══ RECORD EXCERPTS

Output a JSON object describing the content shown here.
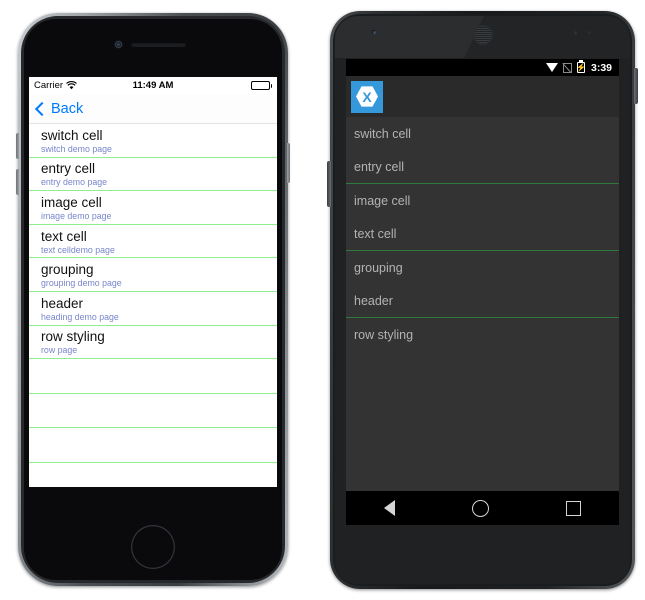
{
  "iphone": {
    "status_bar": {
      "carrier": "Carrier",
      "wifi_icon": "wifi-icon",
      "time": "11:49 AM",
      "battery_icon": "battery-full-icon"
    },
    "nav": {
      "back_label": "Back",
      "back_chevron_icon": "chevron-left-icon"
    },
    "list": [
      {
        "title": "switch cell",
        "subtitle": "switch demo page"
      },
      {
        "title": "entry cell",
        "subtitle": "entry demo page"
      },
      {
        "title": "image cell",
        "subtitle": "image demo page"
      },
      {
        "title": "text cell",
        "subtitle": "text celldemo page"
      },
      {
        "title": "grouping",
        "subtitle": "grouping demo page"
      },
      {
        "title": "header",
        "subtitle": "heading demo page"
      },
      {
        "title": "row styling",
        "subtitle": "row page"
      }
    ],
    "empty_rows": 5,
    "separator_color": "#8cf08c",
    "title_color": "#111111",
    "subtitle_color": "#7986cb",
    "accent_color": "#007aff"
  },
  "android": {
    "status_bar": {
      "wifi_icon": "wifi-icon",
      "signal_icon": "signal-none-icon",
      "battery_icon": "battery-charging-icon",
      "battery_bolt": "⚡",
      "time": "3:39"
    },
    "action_bar": {
      "app_icon": "xamarin-logo-icon",
      "logo_letter": "X"
    },
    "list": [
      {
        "title": "switch cell",
        "separator_after": false
      },
      {
        "title": "entry cell",
        "separator_after": true
      },
      {
        "title": "image cell",
        "separator_after": false
      },
      {
        "title": "text cell",
        "separator_after": true
      },
      {
        "title": "grouping",
        "separator_after": false
      },
      {
        "title": "header",
        "separator_after": true
      },
      {
        "title": "row styling",
        "separator_after": false
      }
    ],
    "nav_bar": {
      "back_icon": "nav-back-icon",
      "home_icon": "nav-home-icon",
      "recents_icon": "nav-recents-icon"
    },
    "background_color": "#333333",
    "action_bar_color": "#2a2a2a",
    "text_color": "#b3b3b3",
    "separator_color": "#2f7a3a",
    "brand_color": "#3498db"
  }
}
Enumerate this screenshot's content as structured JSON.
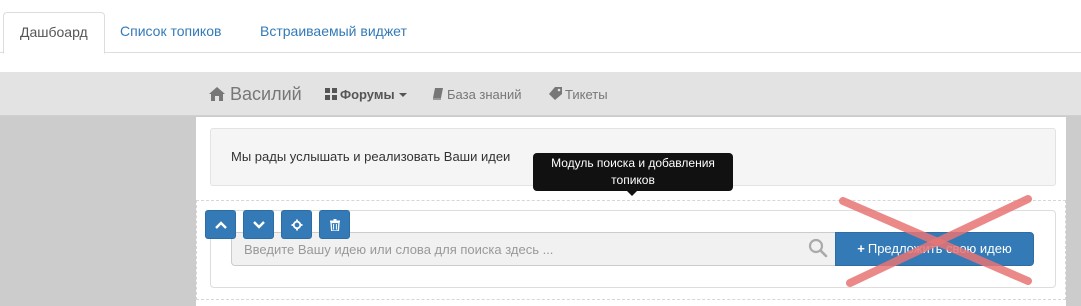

════

AIM OF THE TASK -
Give back the entries verbatim. Do not include any picture.

THE RESPONSE -
Output a JSON object describing the content shown here.
{
  "iphone": {
    "status_bar": {
      "carrier": "Carrier",
      "wifi_icon": "wifi-icon",
      "time": "11:49 AM",
      "battery_icon": "battery-full-icon"
    },
    "nav": {
      "back_label": "Back",
      "back_chevron_icon": "chevron-left-icon"
    },
    "list": [
      {
        "title": "switch cell",
        "subtitle": "switch demo page"
      },
      {
        "title": "entry cell",
        "subtitle": "entry demo page"
      },
      {
        "title": "image cell",
        "subtitle": "image demo page"
      },
      {
        "title": "text cell",
        "subtitle": "text celldemo page"
      },
      {
        "title": "grouping",
        "subtitle": "grouping demo page"
      },
      {
        "title": "header",
        "subtitle": "heading demo page"
      },
      {
        "title": "row styling",
        "subtitle": "row page"
      }
    ],
    "empty_rows": 5,
    "separator_color": "#8cf08c",
    "title_color": "#111111",
    "subtitle_color": "#7986cb",
    "accent_color": "#007aff"
  },
  "android": {
    "status_bar": {
      "wifi_icon": "wifi-icon",
      "signal_icon": "signal-none-icon",
      "battery_icon": "battery-charging-icon",
      "battery_bolt": "⚡",
      "time": "3:39"
    },
    "action_bar": {
      "app_icon": "xamarin-logo-icon",
      "logo_letter": "X"
    },
    "list": [
      {
        "title": "switch cell",
        "separator_after": false
      },
      {
        "title": "entry cell",
        "separator_after": true
      },
      {
        "title": "image cell",
        "separator_after": false
      },
      {
        "title": "text cell",
        "separator_after": true
      },
      {
        "title": "grouping",
        "separator_after": false
      },
      {
        "title": "header",
        "separator_after": true
      },
      {
        "title": "row styling",
        "separator_after": false
      }
    ],
    "nav_bar": {
      "back_icon": "nav-back-icon",
      "home_icon": "nav-home-icon",
      "recents_icon": "nav-recents-icon"
    },
    "background_color": "#333333",
    "action_bar_color": "#2a2a2a",
    "text_color": "#b3b3b3",
    "separator_color": "#2f7a3a",
    "brand_color": "#3498db"
  }
}
Enumerate this screenshot's content as structured JSON.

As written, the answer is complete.